Directions for this task: From the entries below, count every line that contains the word "звания". Please give the number and nothing else.
<<<<
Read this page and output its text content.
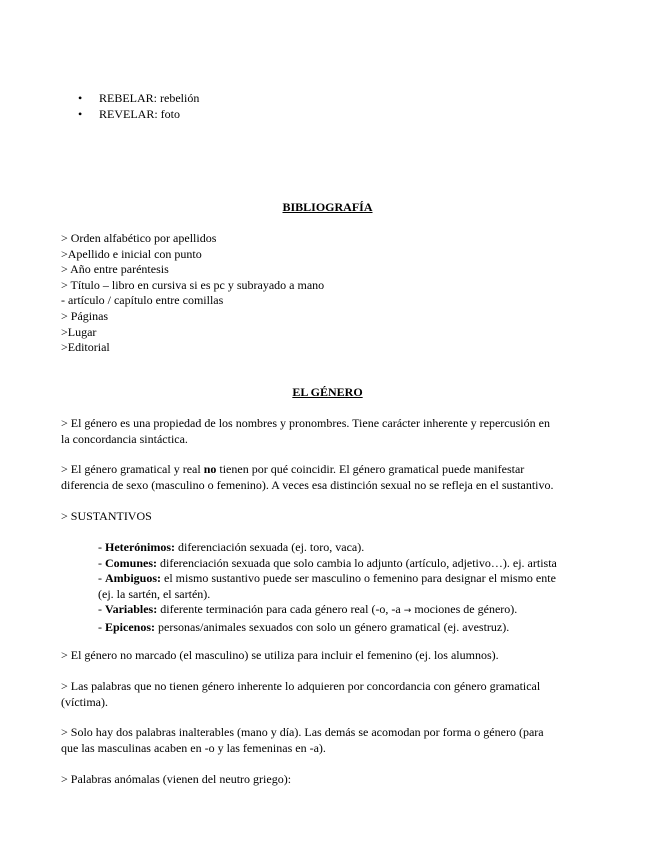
• REBELAR: rebelión
• REVELAR: foto
BIBLIOGRAFÍA

> Orden alfabético por apellidos

>Apellido e inicial con punto

> Año entre paréntesis

> Título – libro en cursiva si es pc y subrayado a mano

- artículo / capítulo entre comillas

> Páginas

>Lugar

>Editorial

EL GÉNERO

> El género es una propiedad de los nombres y pronombres. Tiene carácter inherente y repercusión en

la concordancia sintáctica.

> El género gramatical y real no tienen por qué coincidir. El género gramatical puede manifestar

diferencia de sexo (masculino o femenino). A veces esa distinción sexual no se refleja en el sustantivo.

> SUSTANTIVOS

- Heterónimos: diferenciación sexuada (ej. toro, vaca).

- Comunes: diferenciación sexuada que solo cambia lo adjunto (artículo, adjetivo…). ej. artista

- Ambiguos: el mismo sustantivo puede ser masculino o femenino para designar el mismo ente

(ej. la sartén, el sartén).

- Variables: diferente terminación para cada género real (-o, -a → mociones de género).

- Epicenos: personas/animales sexuados con solo un género gramatical (ej. avestruz).

> El género no marcado (el masculino) se utiliza para incluir el femenino (ej. los alumnos).

> Las palabras que no tienen género inherente lo adquieren por concordancia con género gramatical

(víctima).

> Solo hay dos palabras inalterables (mano y día). Las demás se acomodan por forma o género (para

que las masculinas acaben en -o y las femeninas en -a).

> Palabras anómalas (vienen del neutro griego):
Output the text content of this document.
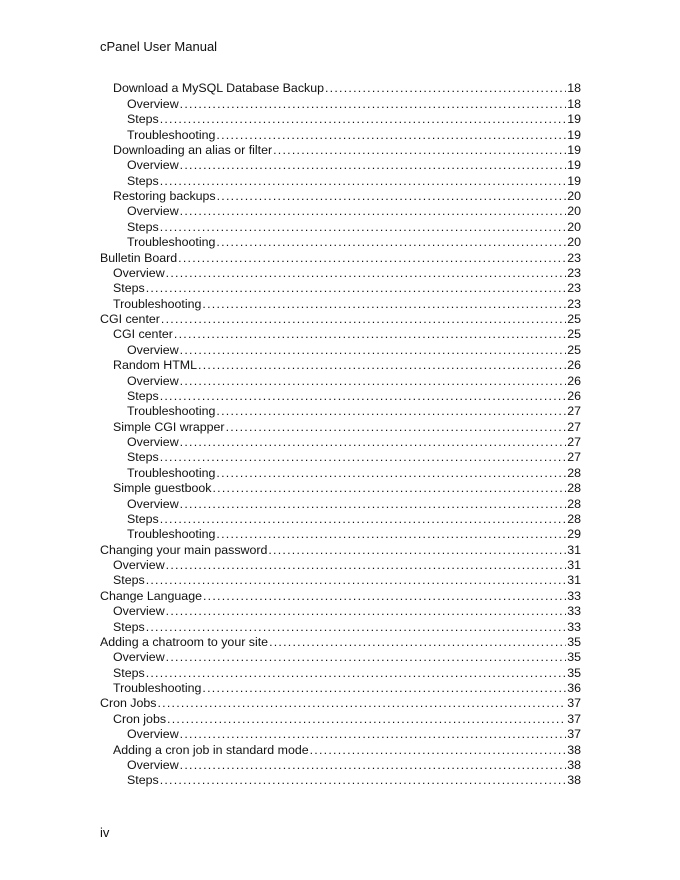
cPanel User Manual
Download a MySQL Database Backup . . .	18
Overview . . .	18
Steps . . .	19
Troubleshooting . . .	19
Downloading an alias or filter . . .	19
Overview . . .	19
Steps . . .	19
Restoring backups . . .	20
Overview . . .	20
Steps . . .	20
Troubleshooting . . .	20
Bulletin Board . . .	23
Overview . . .	23
Steps . . .	23
Troubleshooting . . .	23
CGI center . . .	25
CGI center . . .	25
Overview . . .	25
Random HTML . . .	26
Overview . . .	26
Steps . . .	26
Troubleshooting . . .	27
Simple CGI wrapper . . .	27
Overview . . .	27
Steps . . .	27
Troubleshooting . . .	28
Simple guestbook . . .	28
Overview . . .	28
Steps . . .	28
Troubleshooting . . .	29
Changing your main password . . .	31
Overview . . .	31
Steps . . .	31
Change Language . . .	33
Overview . . .	33
Steps . . .	33
Adding a chatroom to your site . . .	35
Overview . . .	35
Steps . . .	35
Troubleshooting . . .	36
Cron Jobs . . .	37
Cron jobs . . .	37
Overview . . .	37
Adding a cron job in standard mode . . .	38
Overview . . .	38
Steps . . .	38
iv
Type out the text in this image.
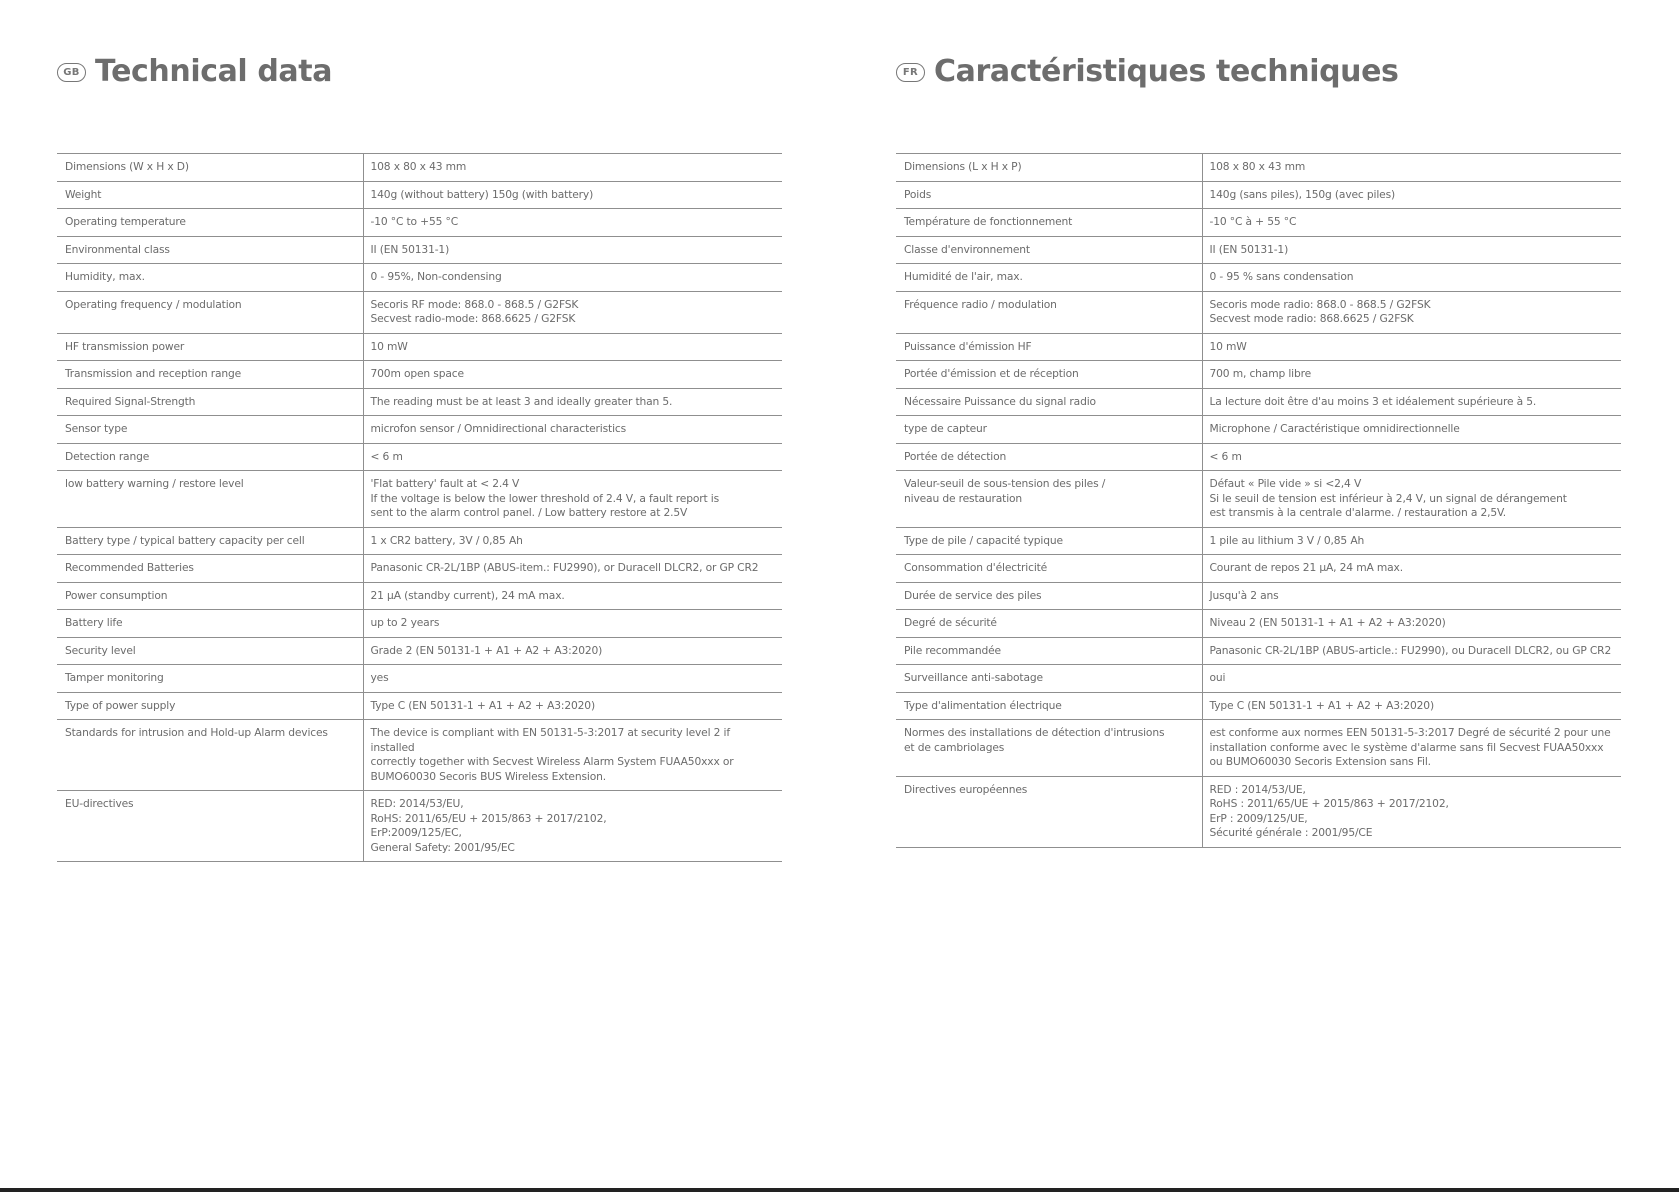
GB Technical data
Dimensions (W x H x D)	108 x 80 x 43 mm
Weight	140g (without battery) 150g (with battery)
Operating temperature	-10 °C to +55 °C
Environmental class	II (EN 50131-1)
Humidity, max.	0 - 95%, Non-condensing
Operating frequency / modulation	Secoris RF mode: 868.0 - 868.5 / G2FSK
Secvest radio-mode: 868.6625 / G2FSK
HF transmission power	10 mW
Transmission and reception range	700m open space
Required Signal-Strength	The reading must be at least 3 and ideally greater than 5.
Sensor type	microfon sensor / Omnidirectional characteristics
Detection range	< 6 m
low battery warning / restore level	'Flat battery' fault at < 2.4 V
If the voltage is below the lower threshold of 2.4 V, a fault report is
sent to the alarm control panel. / Low battery restore at 2.5V
Battery type / typical battery capacity per cell	1 x CR2 battery, 3V / 0,85 Ah
Recommended Batteries	Panasonic CR-2L/1BP (ABUS-item.: FU2990), or Duracell DLCR2, or GP CR2
Power consumption	21 µA (standby current), 24 mA max.
Battery life	up to 2 years
Security level	Grade 2 (EN 50131-1 + A1 + A2 + A3:2020)
Tamper monitoring	yes
Type of power supply	Type C (EN 50131-1 + A1 + A2 + A3:2020)
Standards for intrusion and Hold-up Alarm devices	The device is compliant with EN 50131-5-3:2017 at security level 2 if installed
correctly together with Secvest Wireless Alarm System FUAA50xxx or
BUMO60030 Secoris BUS Wireless Extension.
EU-directives	RED: 2014/53/EU,
RoHS: 2011/65/EU + 2015/863 + 2017/2102,
ErP:2009/125/EC,
General Safety: 2001/95/EC
FR Caractéristiques techniques
Dimensions (L x H x P)	108 x 80 x 43 mm
Poids	140g (sans piles), 150g (avec piles)
Température de fonctionnement	-10 °C à + 55 °C
Classe d'environnement	II (EN 50131-1)
Humidité de l'air, max.	0 - 95 % sans condensation
Fréquence radio / modulation	Secoris mode radio: 868.0 - 868.5 / G2FSK
Secvest mode radio: 868.6625 / G2FSK
Puissance d'émission HF	10 mW
Portée d'émission et de réception	700 m, champ libre
Nécessaire Puissance du signal radio	La lecture doit être d'au moins 3 et idéalement supérieure à 5.
type de capteur	Microphone / Caractéristique omnidirectionnelle
Portée de détection	< 6 m
Valeur-seuil de sous-tension des piles /
niveau de restauration	Défaut « Pile vide » si <2,4 V
Si le seuil de tension est inférieur à 2,4 V, un signal de dérangement
est transmis à la centrale d'alarme. / restauration a 2,5V.
Type de pile / capacité typique	1 pile au lithium 3 V / 0,85 Ah
Consommation d'électricité	Courant de repos 21 µA, 24 mA max.
Durée de service des piles	Jusqu'à 2 ans
Degré de sécurité	Niveau 2 (EN 50131-1 + A1 + A2 + A3:2020)
Pile recommandée	Panasonic CR-2L/1BP (ABUS-article.: FU2990), ou Duracell DLCR2, ou GP CR2
Surveillance anti-sabotage	oui
Type d'alimentation électrique	Type C (EN 50131-1 + A1 + A2 + A3:2020)
Normes des installations de détection d'intrusions
et de cambriolages	est conforme aux normes EEN 50131-5-3:2017 Degré de sécurité 2 pour une
installation conforme avec le système d'alarme sans fil Secvest FUAA50xxx
ou BUMO60030 Secoris Extension sans Fil.
Directives européennes	RED : 2014/53/UE,
RoHS : 2011/65/UE + 2015/863 + 2017/2102,
ErP : 2009/125/UE,
Sécurité générale : 2001/95/CE
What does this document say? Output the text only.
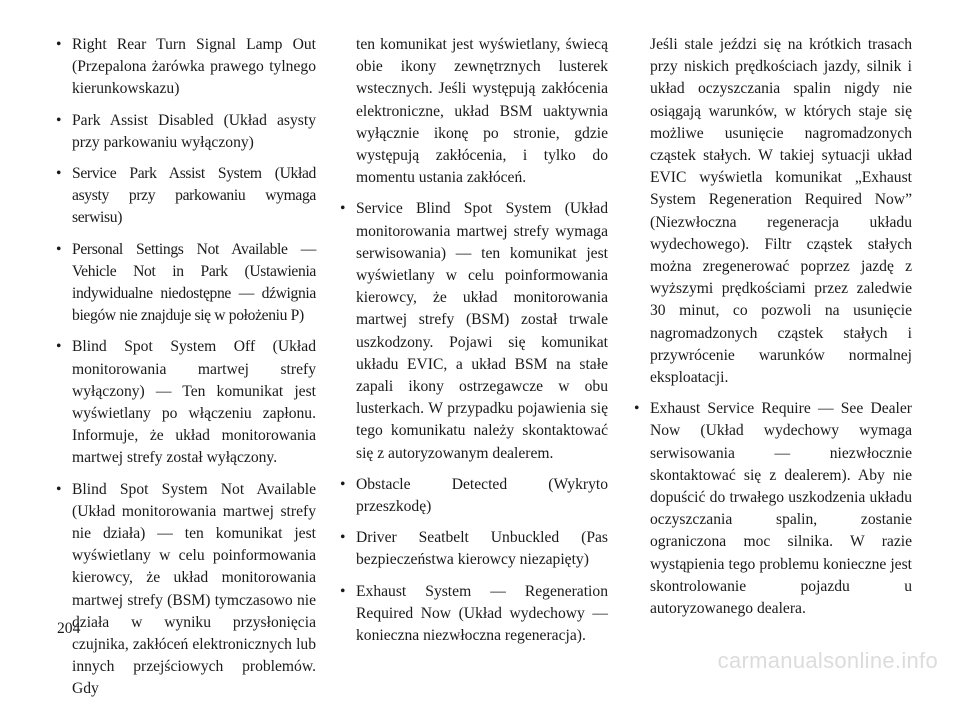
• Right Rear Turn Signal Lamp Out (Przepalona żarówka prawego tylnego kierunkowskazu)
• Park Assist Disabled (Układ asysty przy parkowaniu wyłączony)
• Service Park Assist System (Układ asysty przy parkowaniu wymaga serwisu)
• Personal Settings Not Available — Vehicle Not in Park (Ustawienia indywidualne niedostępne — dźwignia biegów nie znajduje się w położeniu P)
• Blind Spot System Off (Układ monitorowania martwej strefy wyłączony) — Ten komunikat jest wyświetlany po włączeniu zapłonu. Informuje, że układ monitorowania martwej strefy został wyłączony.
• Blind Spot System Not Available (Układ monitorowania martwej strefy nie działa) — ten komunikat jest wyświetlany w celu poinformowania kierowcy, że układ monitorowania martwej strefy (BSM) tymczasowo nie działa w wyniku przysłonięcia czujnika, zakłóceń elektronicznych lub innych przejściowych problemów. Gdy
ten komunikat jest wyświetlany, świecą obie ikony zewnętrznych lusterek wstecznych. Jeśli występują zakłócenia elektroniczne, układ BSM uaktywnia wyłącznie ikonę po stronie, gdzie występują zakłócenia, i tylko do momentu ustania zakłóceń.
• Service Blind Spot System (Układ monitorowania martwej strefy wymaga serwisowania) — ten komunikat jest wyświetlany w celu poinformowania kierowcy, że układ monitorowania martwej strefy (BSM) został trwale uszkodzony. Pojawi się komunikat układu EVIC, a układ BSM na stałe zapali ikony ostrzegawcze w obu lusterkach. W przypadku pojawienia się tego komunikatu należy skontaktować się z autoryzowanym dealerem.
• Obstacle Detected (Wykryto przeszkodę)
• Driver Seatbelt Unbuckled (Pas bezpieczeństwa kierowcy niezapięty)
• Exhaust System — Regeneration Required Now (Układ wydechowy — konieczna niezwłoczna regeneracja).
Jeśli stale jeździ się na krótkich trasach przy niskich prędkościach jazdy, silnik i układ oczyszczania spalin nigdy nie osiągają warunków, w których staje się możliwe usunięcie nagromadzonych cząstek stałych. W takiej sytuacji układ EVIC wyświetla komunikat „Exhaust System Regeneration Required Now” (Niezwłoczna regeneracja układu wydechowego). Filtr cząstek stałych można zregenerować poprzez jazdę z wyższymi prędkościami przez zaledwie 30 minut, co pozwoli na usunięcie nagromadzonych cząstek stałych i przywrócenie warunków normalnej eksploatacji.
• Exhaust Service Require — See Dealer Now (Układ wydechowy wymaga serwisowania — niezwłocznie skontaktować się z dealerem). Aby nie dopuścić do trwałego uszkodzenia układu oczyszczania spalin, zostanie ograniczona moc silnika. W razie wystąpienia tego problemu konieczne jest skontrolowanie pojazdu u autoryzowanego dealera.
204
carmanualsonline.info
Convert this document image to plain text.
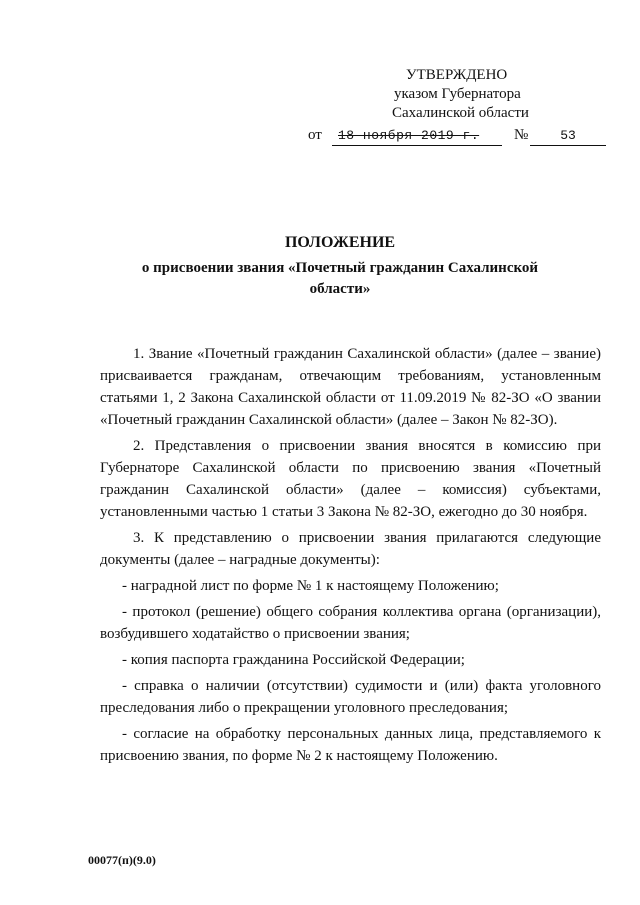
УТВЕРЖДЕНО
указом Губернатора
Сахалинской области
от	18 ноября 2019 г.	№	53
ПОЛОЖЕНИЕ
о присвоении звания «Почетный гражданин Сахалинской области»

1. Звание «Почетный гражданин Сахалинской области» (далее – звание) присваивается гражданам, отвечающим требованиям, установленным статьями 1, 2 Закона Сахалинской области от 11.09.2019 № 82-ЗО «О звании «Почетный гражданин Сахалинской области» (далее – Закон № 82-ЗО).

2. Представления о присвоении звания вносятся в комиссию при Губернаторе Сахалинской области по присвоению звания «Почетный гражданин Сахалинской области» (далее – комиссия) субъектами, установленными частью 1 статьи 3 Закона № 82-ЗО, ежегодно до 30 ноября.

3. К представлению о присвоении звания прилагаются следующие документы (далее – наградные документы):

- наградной лист по форме № 1 к настоящему Положению;

- протокол (решение) общего собрания коллектива органа (организации), возбудившего ходатайство о присвоении звания;

- копия паспорта гражданина Российской Федерации;

- справка о наличии (отсутствии) судимости и (или) факта уголовного преследования либо о прекращении уголовного преследования;

- согласие на обработку персональных данных лица, представляемого к присвоению звания, по форме № 2 к настоящему Положению.

00077(п)(9.0)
>>>>
Task response: 5